--- Description of the task ---
Gather each line of the entries below that includes "bathroom".

══ Provided data

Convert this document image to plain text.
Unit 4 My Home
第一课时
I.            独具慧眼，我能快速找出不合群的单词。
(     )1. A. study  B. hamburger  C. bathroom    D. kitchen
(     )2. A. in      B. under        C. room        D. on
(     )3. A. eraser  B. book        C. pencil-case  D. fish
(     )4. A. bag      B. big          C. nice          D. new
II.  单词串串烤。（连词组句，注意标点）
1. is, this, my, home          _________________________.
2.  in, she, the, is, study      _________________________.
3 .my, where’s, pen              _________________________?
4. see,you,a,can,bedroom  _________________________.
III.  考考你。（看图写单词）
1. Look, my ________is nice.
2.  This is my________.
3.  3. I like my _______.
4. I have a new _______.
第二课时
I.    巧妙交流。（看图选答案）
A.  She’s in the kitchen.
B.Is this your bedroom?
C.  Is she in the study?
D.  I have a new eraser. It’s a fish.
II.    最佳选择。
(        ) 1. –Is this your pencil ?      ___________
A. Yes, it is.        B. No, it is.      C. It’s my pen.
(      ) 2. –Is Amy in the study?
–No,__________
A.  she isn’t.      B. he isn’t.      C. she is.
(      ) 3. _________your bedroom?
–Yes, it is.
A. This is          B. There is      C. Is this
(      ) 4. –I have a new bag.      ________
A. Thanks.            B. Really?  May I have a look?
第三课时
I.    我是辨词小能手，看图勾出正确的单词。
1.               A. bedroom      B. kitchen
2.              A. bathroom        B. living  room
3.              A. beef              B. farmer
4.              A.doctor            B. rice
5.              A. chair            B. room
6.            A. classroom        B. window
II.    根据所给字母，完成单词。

════
══ Provided data

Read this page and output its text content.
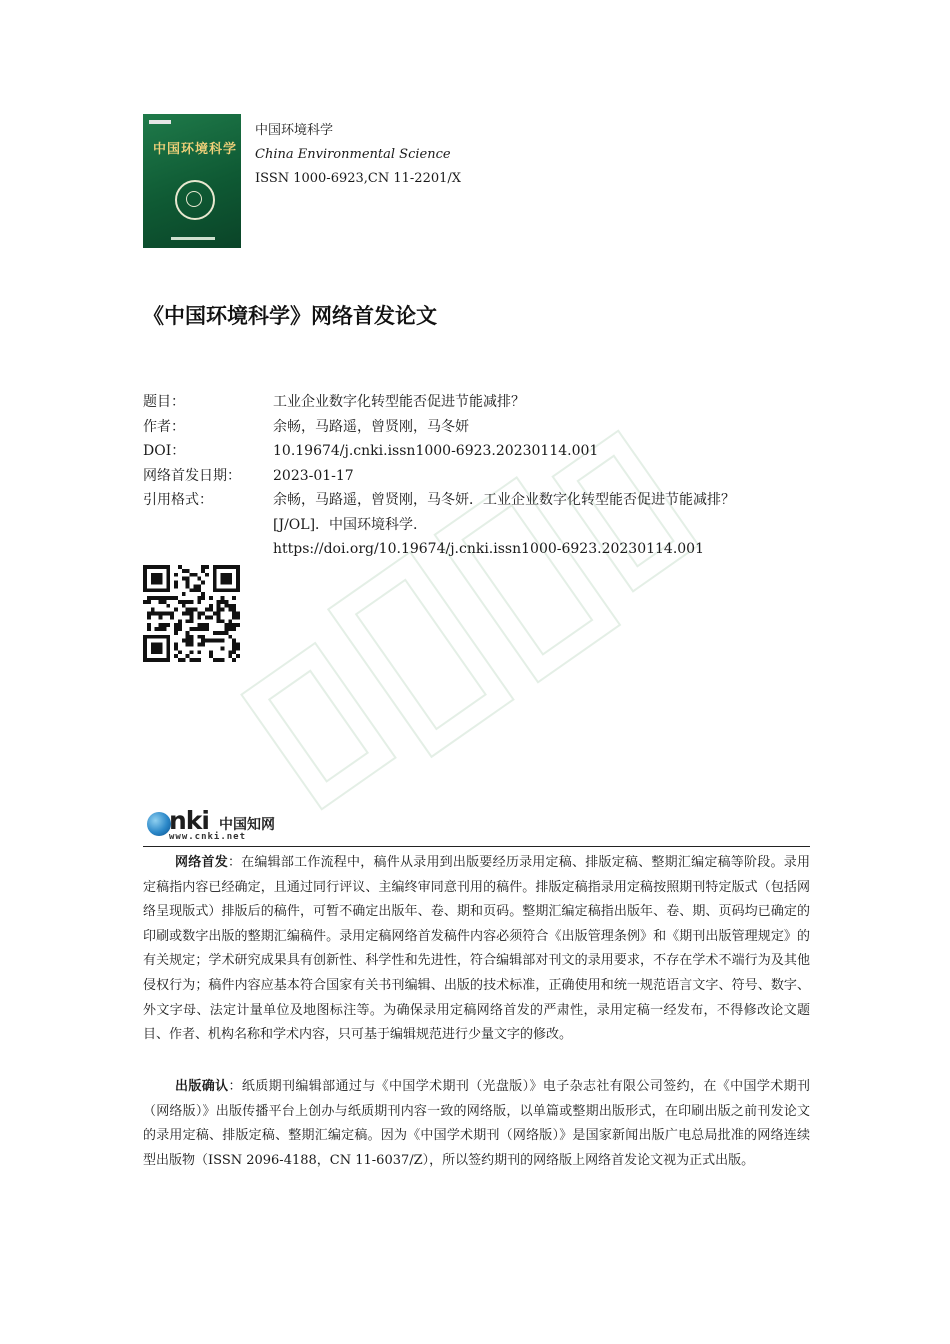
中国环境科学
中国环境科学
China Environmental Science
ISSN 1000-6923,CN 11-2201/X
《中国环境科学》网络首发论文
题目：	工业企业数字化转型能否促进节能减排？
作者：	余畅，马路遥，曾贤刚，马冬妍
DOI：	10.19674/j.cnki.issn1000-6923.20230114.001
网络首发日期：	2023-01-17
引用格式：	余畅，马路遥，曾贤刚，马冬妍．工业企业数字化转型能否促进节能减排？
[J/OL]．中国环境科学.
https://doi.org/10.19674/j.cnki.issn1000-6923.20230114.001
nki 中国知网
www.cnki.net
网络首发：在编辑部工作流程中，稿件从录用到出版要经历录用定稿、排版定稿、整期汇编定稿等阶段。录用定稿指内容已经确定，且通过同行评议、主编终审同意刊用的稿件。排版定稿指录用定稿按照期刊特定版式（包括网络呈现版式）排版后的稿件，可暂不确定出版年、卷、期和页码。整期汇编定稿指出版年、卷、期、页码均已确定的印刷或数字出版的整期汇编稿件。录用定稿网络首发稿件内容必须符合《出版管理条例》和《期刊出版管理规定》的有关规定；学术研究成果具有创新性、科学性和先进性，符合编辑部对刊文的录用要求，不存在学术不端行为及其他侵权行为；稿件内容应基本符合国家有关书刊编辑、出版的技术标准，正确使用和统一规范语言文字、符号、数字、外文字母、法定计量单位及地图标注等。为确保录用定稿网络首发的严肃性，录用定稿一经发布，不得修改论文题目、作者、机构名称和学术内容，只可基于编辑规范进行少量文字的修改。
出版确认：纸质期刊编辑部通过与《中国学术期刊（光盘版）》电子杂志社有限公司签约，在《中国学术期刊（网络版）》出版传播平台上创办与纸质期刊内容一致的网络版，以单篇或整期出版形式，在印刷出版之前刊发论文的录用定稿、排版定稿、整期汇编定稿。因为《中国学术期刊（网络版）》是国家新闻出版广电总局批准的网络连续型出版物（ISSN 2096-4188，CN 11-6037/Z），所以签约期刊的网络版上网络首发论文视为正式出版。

════
══ Provided data

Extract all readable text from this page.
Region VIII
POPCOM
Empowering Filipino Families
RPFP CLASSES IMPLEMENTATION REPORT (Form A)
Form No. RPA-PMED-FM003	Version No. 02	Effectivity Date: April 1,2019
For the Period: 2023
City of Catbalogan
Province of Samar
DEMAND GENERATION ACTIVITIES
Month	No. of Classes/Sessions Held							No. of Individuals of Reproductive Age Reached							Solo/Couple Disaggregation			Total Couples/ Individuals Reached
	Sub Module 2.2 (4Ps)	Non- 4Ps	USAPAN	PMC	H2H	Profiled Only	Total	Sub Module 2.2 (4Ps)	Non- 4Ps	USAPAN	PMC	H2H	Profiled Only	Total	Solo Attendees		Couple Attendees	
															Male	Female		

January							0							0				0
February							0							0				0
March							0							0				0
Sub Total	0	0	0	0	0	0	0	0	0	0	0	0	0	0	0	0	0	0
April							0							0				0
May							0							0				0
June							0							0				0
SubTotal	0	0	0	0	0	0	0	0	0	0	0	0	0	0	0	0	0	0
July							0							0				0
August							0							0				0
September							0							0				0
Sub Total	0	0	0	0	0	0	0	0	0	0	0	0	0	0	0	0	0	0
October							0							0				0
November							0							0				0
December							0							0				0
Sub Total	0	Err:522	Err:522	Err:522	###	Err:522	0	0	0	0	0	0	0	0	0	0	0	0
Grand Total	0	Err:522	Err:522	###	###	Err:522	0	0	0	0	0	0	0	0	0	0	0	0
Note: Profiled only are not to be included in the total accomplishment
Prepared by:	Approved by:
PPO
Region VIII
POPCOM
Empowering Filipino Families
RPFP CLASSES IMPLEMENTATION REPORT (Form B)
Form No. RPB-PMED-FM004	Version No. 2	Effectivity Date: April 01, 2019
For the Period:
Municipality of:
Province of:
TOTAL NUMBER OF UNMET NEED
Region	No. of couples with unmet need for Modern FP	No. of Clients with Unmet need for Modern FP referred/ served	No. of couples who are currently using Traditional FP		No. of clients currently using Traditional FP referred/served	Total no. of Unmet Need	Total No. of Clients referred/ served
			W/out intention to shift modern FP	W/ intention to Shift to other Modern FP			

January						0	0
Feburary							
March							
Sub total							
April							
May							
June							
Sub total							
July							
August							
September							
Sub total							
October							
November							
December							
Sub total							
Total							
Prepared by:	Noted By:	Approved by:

════

--- Full output ---
(     )1. A. study  B. hamburger  C. bathroom    D. kitchen
2.              A. bathroom        B. living  room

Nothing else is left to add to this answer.